* WHAT THIS TASK INVOLVES *
From the entries below, please gather each line containing the string "Babies".

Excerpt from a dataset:

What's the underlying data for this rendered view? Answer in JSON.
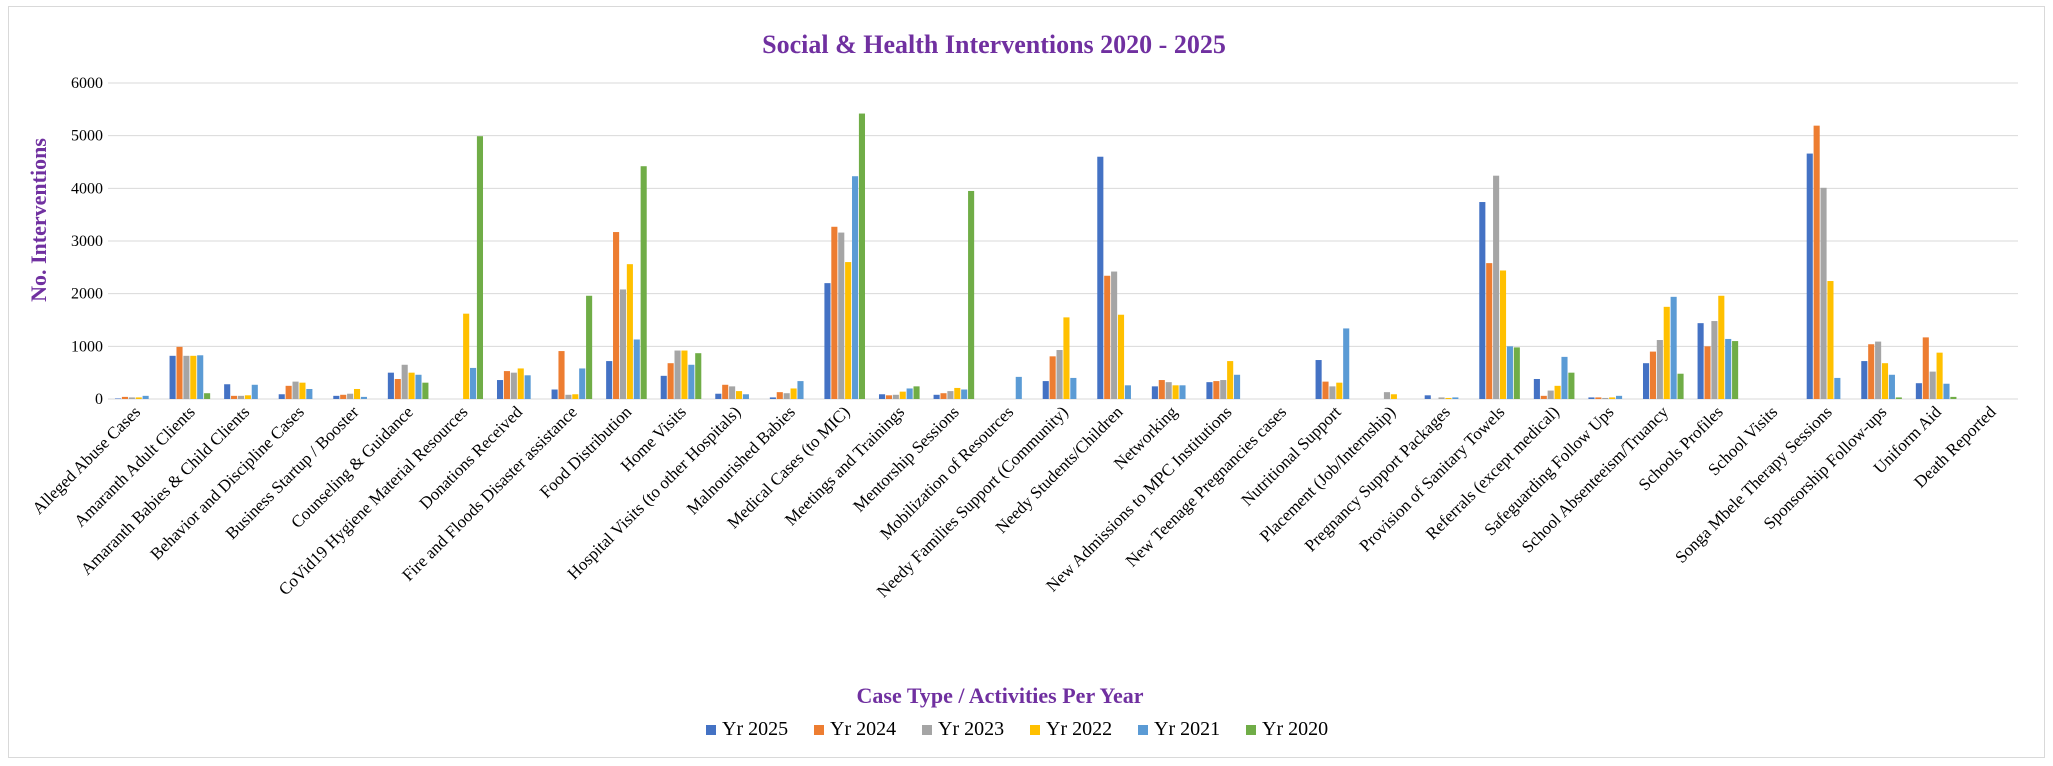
{
  "chart_data": {
    "type": "bar",
    "title": "Social & Health Interventions 2020 - 2025",
    "xlabel": "Case Type / Activities Per Year",
    "ylabel": "No. Interventions",
    "ylim": [
      0,
      6000
    ],
    "yticks": [
      "0",
      "1000",
      "2000",
      "3000",
      "4000",
      "5000",
      "6000"
    ],
    "grid": true,
    "legend_position": "bottom",
    "categories": [
      "Alleged Abuse Cases",
      "Amaranth Adult Clients",
      "Amaranth Babies & Child Clients",
      "Behavior and Discipline Cases",
      "Business Startup / Booster",
      "Counseling & Guidance",
      "CoVid19 Hygiene Material Resources",
      "Donations Received",
      "Fire and Floods Disaster assistance",
      "Food Distribution",
      "Home Visits",
      "Hospital Visits (to other Hospitals)",
      "Malnourished Babies",
      "Medical Cases (to MIC)",
      "Meetings and Trainings",
      "Mentorship Sessions",
      "Mobilization of Resources",
      "Needy Families  Support (Community)",
      "Needy Students/Children",
      "Networking",
      "New Admissions to MPC Institutions",
      "New Teenage Pregnancies cases",
      "Nutritional Support",
      "Placement (Job/Internship)",
      "Pregnancy Support Packages",
      "Provision of Sanitary Towels",
      "Referrals (except medical)",
      "Safeguarding Follow Ups",
      "School Absenteeism/Truancy",
      "Schools Profiles",
      "School  Visits",
      "Songa Mbele Therapy Sessions",
      "Sponsorship Follow-ups",
      "Uniform Aid",
      "Death Reported"
    ],
    "series": [
      {
        "name": "Yr 2025",
        "color": "#4472c4",
        "values": [
          10,
          820,
          280,
          90,
          60,
          500,
          0,
          360,
          180,
          720,
          440,
          100,
          30,
          2200,
          90,
          80,
          0,
          340,
          4600,
          240,
          320,
          0,
          740,
          0,
          70,
          3740,
          380,
          30,
          680,
          1440,
          0,
          4660,
          720,
          300,
          0
        ]
      },
      {
        "name": "Yr 2024",
        "color": "#ed7d31",
        "values": [
          40,
          990,
          60,
          250,
          80,
          380,
          0,
          530,
          910,
          3170,
          680,
          270,
          130,
          3270,
          70,
          110,
          0,
          810,
          2340,
          360,
          340,
          0,
          330,
          0,
          0,
          2580,
          60,
          30,
          900,
          1000,
          0,
          5190,
          1040,
          1170,
          0
        ]
      },
      {
        "name": "Yr 2023",
        "color": "#a5a5a5",
        "values": [
          30,
          820,
          60,
          330,
          100,
          650,
          0,
          500,
          80,
          2080,
          920,
          240,
          110,
          3160,
          80,
          150,
          0,
          930,
          2420,
          320,
          360,
          0,
          240,
          130,
          30,
          4240,
          160,
          20,
          1120,
          1480,
          0,
          4010,
          1090,
          520,
          0
        ]
      },
      {
        "name": "Yr 2022",
        "color": "#ffc000",
        "values": [
          30,
          820,
          70,
          310,
          190,
          500,
          1620,
          580,
          90,
          2560,
          920,
          150,
          200,
          2600,
          140,
          210,
          0,
          1550,
          1600,
          260,
          720,
          0,
          310,
          90,
          20,
          2440,
          250,
          30,
          1750,
          1960,
          0,
          2240,
          680,
          880,
          0
        ]
      },
      {
        "name": "Yr 2021",
        "color": "#5b9bd5",
        "values": [
          60,
          830,
          270,
          190,
          40,
          460,
          590,
          450,
          580,
          1130,
          650,
          90,
          340,
          4230,
          200,
          180,
          420,
          400,
          260,
          260,
          460,
          0,
          1340,
          0,
          30,
          1000,
          800,
          60,
          1940,
          1140,
          0,
          400,
          460,
          290,
          0
        ]
      },
      {
        "name": "Yr 2020",
        "color": "#70ad47",
        "values": [
          0,
          110,
          0,
          0,
          0,
          310,
          4990,
          0,
          1960,
          4420,
          870,
          0,
          0,
          5420,
          240,
          3950,
          0,
          0,
          0,
          0,
          0,
          0,
          0,
          0,
          0,
          980,
          500,
          0,
          480,
          1100,
          0,
          0,
          30,
          40,
          0
        ]
      }
    ]
  }
}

* RESULT FOR THIS EXERCISE *
      "Amaranth Babies & Child Clients",
      "Malnourished Babies",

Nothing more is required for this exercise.